文書の抜粋
*-*-*
「実用」から「癒やし」まで、新成長期迎える「家庭用ロボット」妙味株7選 <株探トップ特集>

特集
2022年3月26日 19時30分

―前澤ファンドの投資で一躍脚光、「次世代ペット」の市場はロボットが獲得!?―

家庭用ロボットが新たな成長局面を迎えている。これまで家庭で使われるロボットと言えば、「お掃除ロボット」に代表される実用重視タイプが多かった。しかし、足もとでは「癒やし」型のロボットが新市場を切り開こうとしている。次世代のペット市場を担うのはロボットとなるのかもしれない。

●前澤友作氏の新たな関心は家族型ロボットに向かう

2021年12月に日本の民間人として初めて国際宇宙ステーション(ISS)に滞在した衣料品通販大手ZOZOの創業者である前澤友作氏だが、彼を巡る新たな動きが伝わっている。今月15日には、同氏が運営する前澤ファンド(東京都港区)がロボットベンチャーであるGROOVE X(グルーブエックス、東京都中央区)株式の過半数を取得したことが発表された。なお、4月5日時点で前澤ファンドが全株式を取得する予定だ。

GROOVE Xは、家族型ロボットである「LOVOT(らぼっと)」を展開しており、メディアに登場した実績もある。LOVOTは次世代ペットとも呼べる家族型ロボット。柔らかく、本物の生き物のような温かいカラダ、目も声も性格も違い個性があるだけでなく、一緒に過ごす時間の中で、少しずつ家族になっていくという特徴がある。最初の「とまどい期」では大人しく、そわそわとしてテンションも低めに見えるが、3ヵ月もすれば「LOVE期」に入りすっかり家にも慣れて、抱っこをせがむようになるという。前澤氏は「ロボットに癒やされるなんて想像もしませんでした。クゥンクゥンって言いながら上目遣いで近寄ってくる『LOVOT』に完全に心奪われました」とコメントしている。今回のGROOVE Xの株式取得は、前澤氏が家庭用ロボット事業に参入することを意味する。これを受け、にわかに家庭用ロボットに対する関心が高まっている。
*-*-*
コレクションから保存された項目
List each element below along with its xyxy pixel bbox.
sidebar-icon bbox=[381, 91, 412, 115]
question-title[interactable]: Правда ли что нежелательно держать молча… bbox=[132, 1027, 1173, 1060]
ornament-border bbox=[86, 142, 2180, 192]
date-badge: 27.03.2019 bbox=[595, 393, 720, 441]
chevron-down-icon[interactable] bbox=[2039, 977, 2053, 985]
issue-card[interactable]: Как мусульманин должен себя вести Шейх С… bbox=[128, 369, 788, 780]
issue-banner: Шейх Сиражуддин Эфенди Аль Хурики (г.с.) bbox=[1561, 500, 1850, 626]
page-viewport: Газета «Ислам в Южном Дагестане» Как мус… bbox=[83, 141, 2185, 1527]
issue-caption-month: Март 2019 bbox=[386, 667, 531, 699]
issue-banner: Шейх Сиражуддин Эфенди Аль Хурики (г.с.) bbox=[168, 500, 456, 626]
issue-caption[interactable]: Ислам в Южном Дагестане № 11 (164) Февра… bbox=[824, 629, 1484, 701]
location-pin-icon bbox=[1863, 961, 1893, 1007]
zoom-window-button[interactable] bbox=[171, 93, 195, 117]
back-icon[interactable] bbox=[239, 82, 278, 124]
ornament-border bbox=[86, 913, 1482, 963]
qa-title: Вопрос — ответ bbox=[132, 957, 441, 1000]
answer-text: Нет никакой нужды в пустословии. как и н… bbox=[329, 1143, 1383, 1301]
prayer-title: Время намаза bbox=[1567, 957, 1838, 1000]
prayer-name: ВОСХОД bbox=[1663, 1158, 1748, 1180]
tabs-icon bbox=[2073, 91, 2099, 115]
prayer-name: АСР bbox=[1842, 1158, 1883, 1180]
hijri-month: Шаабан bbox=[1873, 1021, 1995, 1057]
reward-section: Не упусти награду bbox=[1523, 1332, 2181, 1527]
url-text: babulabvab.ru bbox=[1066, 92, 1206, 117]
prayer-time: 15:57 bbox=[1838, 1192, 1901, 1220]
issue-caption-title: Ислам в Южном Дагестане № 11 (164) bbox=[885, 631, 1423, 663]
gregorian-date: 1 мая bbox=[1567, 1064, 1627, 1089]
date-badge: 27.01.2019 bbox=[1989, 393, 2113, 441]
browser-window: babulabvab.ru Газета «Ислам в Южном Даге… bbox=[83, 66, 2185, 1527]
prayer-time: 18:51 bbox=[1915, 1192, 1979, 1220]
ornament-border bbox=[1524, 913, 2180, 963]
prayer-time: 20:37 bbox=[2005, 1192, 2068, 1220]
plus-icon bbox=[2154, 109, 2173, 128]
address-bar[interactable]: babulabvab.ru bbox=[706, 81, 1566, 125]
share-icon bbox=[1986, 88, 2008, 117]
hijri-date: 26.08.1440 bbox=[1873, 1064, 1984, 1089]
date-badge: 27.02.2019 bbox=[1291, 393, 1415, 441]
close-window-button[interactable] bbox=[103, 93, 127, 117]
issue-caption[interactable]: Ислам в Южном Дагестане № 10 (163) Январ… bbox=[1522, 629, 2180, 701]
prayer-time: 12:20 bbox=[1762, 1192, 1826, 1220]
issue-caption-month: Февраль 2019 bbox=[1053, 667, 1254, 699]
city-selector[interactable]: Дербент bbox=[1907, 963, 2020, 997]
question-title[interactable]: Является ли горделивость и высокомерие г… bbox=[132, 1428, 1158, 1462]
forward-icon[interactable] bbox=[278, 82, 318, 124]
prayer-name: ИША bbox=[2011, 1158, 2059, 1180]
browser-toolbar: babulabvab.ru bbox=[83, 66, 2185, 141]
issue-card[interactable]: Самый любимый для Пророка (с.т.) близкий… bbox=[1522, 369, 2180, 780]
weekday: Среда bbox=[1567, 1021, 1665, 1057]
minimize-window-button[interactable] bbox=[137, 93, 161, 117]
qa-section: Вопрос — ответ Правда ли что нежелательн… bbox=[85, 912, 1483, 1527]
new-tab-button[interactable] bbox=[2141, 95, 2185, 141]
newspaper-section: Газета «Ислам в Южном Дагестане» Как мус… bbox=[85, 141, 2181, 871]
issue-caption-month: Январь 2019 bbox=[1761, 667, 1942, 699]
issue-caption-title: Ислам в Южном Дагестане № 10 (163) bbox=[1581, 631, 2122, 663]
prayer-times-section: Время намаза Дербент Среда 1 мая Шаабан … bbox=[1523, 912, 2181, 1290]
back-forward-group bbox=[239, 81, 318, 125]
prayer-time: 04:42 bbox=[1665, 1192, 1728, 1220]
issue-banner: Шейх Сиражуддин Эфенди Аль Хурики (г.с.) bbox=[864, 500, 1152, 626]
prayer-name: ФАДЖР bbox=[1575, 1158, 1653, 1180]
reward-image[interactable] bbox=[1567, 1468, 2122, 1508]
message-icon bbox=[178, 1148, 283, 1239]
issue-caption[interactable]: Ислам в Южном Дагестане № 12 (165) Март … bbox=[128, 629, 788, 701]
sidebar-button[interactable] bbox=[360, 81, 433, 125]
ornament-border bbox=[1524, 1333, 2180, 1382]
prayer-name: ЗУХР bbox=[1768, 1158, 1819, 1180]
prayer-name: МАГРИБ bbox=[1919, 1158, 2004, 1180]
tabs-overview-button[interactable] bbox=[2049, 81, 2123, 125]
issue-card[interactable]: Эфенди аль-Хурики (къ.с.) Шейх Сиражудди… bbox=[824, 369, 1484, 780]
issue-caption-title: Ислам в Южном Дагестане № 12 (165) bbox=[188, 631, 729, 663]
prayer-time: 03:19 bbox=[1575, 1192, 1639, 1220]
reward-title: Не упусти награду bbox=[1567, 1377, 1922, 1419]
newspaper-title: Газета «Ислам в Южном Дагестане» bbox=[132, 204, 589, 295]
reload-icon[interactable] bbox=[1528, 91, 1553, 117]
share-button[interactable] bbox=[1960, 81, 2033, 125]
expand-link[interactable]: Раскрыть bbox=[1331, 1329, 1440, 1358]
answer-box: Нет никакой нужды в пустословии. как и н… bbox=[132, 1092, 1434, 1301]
*-*-*
演習問題
a. 家庭用ロボットの記事のうち、「家庭用ロボットが新たな成長局」で始まり「ドが全株式を取得する予定だ。」で終わる部分を、一字一句変えずに書き写してください。
b. 家庭用ロボットの記事によると、LOVOTが3ヵ月ほどで入る時期は何と呼ばれていますか。

各問の解答
a.
家庭用ロボットが新たな成長局面を迎えている。これまで家庭で使われるロボットと言えば、「お掃除ロボット」に代表される実用重視タイプが多かった。しかし、足もとでは「癒やし」型のロボットが新市場を切り開こうとしている。次世代のペット市場を担うのはロボットとなるのかもしれない。

●前澤友作氏の新たな関心は家族型ロボットに向かう

2021年12月に日本の民間人として初めて国際宇宙ステーション(ISS)に滞在した衣料品通販大手ZOZOの創業者である前澤友作氏だが、彼を巡る新たな動きが伝わっている。今月15日には、同氏が運営する前澤ファンド(東京都港区)がロボットベンチャーであるGROOVE X(グルーブエックス、東京都中央区)株式の過半数を取得したことが発表された。なお、4月5日時点で前澤ファンドが全株式を取得する予定だ。

b. 「LOVE期」と呼ばれています。